— Begin Data in this exercise —
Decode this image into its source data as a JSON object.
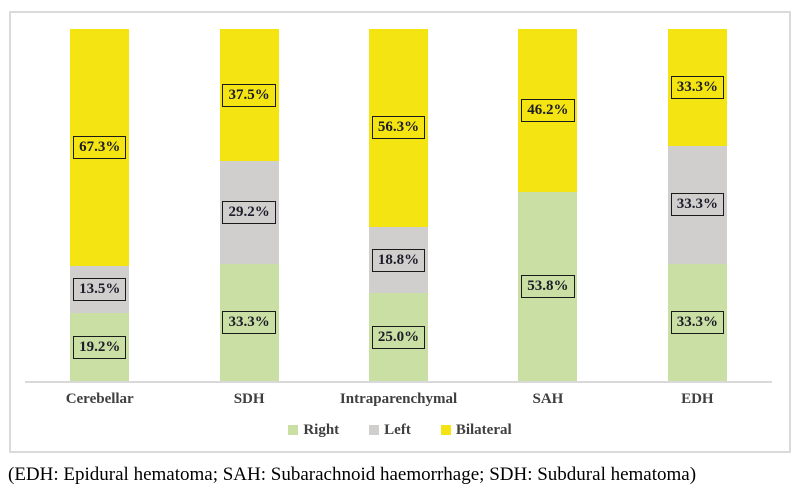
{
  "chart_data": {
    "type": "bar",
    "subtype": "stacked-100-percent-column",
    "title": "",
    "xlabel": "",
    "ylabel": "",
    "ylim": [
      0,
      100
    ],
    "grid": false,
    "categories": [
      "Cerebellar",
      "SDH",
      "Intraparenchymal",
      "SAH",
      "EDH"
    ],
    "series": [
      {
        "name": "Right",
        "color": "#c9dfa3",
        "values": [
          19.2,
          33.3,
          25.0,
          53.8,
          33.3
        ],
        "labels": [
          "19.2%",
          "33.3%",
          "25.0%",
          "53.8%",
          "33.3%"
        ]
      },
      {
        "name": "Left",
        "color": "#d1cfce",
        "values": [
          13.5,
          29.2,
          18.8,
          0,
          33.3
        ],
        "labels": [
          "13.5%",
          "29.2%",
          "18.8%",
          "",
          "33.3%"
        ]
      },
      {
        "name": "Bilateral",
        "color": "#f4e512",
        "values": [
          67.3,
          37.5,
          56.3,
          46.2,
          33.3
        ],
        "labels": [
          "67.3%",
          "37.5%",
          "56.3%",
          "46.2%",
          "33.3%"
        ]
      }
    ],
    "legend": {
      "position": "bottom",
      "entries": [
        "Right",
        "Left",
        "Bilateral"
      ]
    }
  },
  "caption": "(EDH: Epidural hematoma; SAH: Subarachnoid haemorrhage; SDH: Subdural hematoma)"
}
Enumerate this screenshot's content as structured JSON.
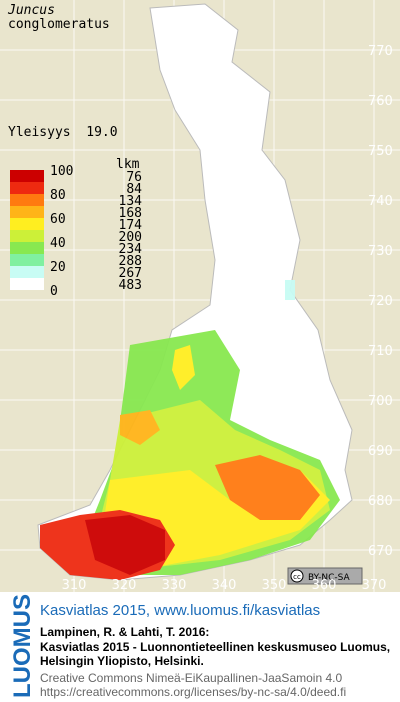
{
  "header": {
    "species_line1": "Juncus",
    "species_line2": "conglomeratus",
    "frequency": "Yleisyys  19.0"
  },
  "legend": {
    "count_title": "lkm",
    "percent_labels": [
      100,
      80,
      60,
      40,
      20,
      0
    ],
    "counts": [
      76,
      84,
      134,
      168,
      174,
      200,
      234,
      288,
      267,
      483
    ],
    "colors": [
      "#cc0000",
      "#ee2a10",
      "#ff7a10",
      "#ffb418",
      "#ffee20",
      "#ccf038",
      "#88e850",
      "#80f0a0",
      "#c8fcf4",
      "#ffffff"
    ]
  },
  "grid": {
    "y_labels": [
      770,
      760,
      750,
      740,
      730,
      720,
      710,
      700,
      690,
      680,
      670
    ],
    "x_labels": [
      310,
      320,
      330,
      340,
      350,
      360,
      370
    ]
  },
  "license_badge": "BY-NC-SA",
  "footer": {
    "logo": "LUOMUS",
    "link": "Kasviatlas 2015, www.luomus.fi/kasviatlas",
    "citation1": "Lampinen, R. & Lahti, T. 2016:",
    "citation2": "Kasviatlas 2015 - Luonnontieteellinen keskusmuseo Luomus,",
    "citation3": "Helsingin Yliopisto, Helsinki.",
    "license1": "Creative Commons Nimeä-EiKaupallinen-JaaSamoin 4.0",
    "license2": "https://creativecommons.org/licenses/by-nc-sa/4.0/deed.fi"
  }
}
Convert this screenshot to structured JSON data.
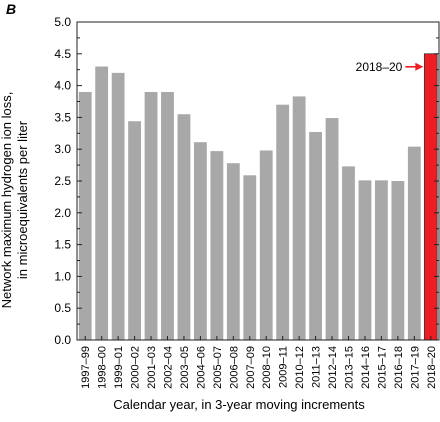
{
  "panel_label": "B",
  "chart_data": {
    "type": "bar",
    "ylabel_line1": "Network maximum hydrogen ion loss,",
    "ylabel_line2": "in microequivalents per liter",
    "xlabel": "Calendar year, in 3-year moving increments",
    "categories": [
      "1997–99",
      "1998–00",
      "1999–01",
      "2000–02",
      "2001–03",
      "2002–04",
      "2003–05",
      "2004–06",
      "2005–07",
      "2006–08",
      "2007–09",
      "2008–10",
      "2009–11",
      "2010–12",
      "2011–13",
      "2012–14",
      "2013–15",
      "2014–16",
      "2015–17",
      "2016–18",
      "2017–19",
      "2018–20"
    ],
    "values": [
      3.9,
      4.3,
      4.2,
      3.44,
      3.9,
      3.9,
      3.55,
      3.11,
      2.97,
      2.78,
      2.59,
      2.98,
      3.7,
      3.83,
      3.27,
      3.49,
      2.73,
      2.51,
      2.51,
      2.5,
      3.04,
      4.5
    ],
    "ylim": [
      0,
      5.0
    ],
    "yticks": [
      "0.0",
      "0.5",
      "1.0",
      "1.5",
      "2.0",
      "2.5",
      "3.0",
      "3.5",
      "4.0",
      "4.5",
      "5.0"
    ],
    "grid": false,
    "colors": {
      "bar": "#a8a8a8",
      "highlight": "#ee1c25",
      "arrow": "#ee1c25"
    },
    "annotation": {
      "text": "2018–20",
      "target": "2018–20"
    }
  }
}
— End Data in this exercise —
Say, as a number only, how many lines of the data contain "name".

#### The solution:
3